● **Task requirements**:
Copy out each line of the material in which the word "Globex" appears.

● **Dataset excerpts**:
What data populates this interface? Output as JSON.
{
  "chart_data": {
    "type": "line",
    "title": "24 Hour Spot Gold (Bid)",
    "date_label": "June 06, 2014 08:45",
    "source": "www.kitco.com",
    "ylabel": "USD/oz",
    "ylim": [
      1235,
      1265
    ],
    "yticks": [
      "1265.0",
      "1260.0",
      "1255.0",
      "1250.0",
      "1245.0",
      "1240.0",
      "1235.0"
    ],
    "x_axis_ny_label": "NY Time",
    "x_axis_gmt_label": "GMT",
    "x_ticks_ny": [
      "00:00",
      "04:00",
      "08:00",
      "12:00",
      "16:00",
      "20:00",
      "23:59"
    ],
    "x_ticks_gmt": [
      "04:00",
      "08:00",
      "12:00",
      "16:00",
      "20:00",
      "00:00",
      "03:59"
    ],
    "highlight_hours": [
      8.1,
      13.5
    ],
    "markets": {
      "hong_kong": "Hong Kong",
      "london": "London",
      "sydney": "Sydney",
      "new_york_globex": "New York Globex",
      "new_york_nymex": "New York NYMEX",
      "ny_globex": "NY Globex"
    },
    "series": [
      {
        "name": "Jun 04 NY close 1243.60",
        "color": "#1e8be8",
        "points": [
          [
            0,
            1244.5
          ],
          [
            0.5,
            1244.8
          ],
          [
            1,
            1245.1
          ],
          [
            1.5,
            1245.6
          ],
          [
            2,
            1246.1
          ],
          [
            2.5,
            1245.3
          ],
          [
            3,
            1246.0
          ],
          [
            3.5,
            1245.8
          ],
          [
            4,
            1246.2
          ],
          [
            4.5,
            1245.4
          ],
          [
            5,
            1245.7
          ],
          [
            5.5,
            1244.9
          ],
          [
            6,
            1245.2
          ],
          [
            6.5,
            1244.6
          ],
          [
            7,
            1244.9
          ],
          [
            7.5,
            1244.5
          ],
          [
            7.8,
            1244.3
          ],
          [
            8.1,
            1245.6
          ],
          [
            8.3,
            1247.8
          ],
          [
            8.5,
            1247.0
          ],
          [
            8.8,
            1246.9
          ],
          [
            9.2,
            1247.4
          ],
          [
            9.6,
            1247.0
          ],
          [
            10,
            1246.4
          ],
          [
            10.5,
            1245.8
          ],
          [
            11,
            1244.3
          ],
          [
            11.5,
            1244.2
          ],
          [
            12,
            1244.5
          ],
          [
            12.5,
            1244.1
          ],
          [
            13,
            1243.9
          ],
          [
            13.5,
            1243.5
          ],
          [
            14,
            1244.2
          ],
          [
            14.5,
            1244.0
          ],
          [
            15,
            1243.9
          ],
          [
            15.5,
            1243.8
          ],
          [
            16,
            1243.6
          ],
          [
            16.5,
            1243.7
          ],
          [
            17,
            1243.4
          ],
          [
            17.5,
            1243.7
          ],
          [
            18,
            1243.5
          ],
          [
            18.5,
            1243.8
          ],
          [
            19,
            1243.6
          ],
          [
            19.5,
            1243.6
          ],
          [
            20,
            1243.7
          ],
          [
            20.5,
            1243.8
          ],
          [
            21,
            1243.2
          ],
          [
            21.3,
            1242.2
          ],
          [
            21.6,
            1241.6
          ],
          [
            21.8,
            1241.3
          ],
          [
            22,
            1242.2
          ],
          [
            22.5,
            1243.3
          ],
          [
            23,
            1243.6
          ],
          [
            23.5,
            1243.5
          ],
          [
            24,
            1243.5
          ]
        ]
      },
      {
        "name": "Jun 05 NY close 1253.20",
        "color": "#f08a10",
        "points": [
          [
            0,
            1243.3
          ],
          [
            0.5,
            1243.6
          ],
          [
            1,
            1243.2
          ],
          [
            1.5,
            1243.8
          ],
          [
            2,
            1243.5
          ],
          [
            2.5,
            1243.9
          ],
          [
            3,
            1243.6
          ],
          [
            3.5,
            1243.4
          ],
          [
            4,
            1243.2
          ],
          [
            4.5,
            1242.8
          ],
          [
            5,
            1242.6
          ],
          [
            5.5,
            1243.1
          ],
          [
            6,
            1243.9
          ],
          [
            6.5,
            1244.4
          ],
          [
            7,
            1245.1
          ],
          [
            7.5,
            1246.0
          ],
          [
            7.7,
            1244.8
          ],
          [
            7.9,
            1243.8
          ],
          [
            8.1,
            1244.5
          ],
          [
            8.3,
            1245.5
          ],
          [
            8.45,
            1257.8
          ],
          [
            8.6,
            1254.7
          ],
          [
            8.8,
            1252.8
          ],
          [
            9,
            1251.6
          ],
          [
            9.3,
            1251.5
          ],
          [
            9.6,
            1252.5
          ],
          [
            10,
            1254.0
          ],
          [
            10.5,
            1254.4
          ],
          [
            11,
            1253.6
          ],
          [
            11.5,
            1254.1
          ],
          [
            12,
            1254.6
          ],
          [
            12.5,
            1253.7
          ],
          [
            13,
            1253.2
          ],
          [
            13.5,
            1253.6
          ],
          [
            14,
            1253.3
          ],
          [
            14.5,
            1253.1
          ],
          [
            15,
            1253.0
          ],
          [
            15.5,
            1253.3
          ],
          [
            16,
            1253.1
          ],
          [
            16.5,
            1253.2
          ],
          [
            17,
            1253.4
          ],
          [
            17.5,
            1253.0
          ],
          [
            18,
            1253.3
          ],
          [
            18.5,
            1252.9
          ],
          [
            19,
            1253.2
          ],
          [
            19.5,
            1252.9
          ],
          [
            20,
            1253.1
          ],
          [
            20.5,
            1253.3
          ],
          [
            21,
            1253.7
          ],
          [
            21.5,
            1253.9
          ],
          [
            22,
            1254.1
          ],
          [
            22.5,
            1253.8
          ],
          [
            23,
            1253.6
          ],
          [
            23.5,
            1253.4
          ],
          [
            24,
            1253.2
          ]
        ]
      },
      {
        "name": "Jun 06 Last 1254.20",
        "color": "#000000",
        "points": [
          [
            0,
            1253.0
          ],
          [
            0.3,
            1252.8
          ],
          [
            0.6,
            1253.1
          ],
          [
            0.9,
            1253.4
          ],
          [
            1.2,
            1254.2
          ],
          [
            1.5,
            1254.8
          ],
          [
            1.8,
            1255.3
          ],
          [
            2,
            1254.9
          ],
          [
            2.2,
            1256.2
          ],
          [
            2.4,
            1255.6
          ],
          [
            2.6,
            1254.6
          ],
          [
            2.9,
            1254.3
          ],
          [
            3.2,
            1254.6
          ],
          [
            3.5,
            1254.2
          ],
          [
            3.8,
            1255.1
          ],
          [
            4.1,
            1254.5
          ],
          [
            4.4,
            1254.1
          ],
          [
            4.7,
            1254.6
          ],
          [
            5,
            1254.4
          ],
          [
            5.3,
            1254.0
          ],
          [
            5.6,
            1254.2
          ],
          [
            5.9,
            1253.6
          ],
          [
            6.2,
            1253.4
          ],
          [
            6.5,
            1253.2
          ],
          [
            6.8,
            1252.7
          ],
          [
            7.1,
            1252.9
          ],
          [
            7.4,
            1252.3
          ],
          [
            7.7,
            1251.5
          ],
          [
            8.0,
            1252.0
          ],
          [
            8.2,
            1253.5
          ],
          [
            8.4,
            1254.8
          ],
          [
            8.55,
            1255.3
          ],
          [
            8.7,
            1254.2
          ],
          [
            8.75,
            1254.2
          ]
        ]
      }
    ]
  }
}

● **Output below**:
      "new_york_globex": "New York Globex",
      "ny_globex": "NY Globex"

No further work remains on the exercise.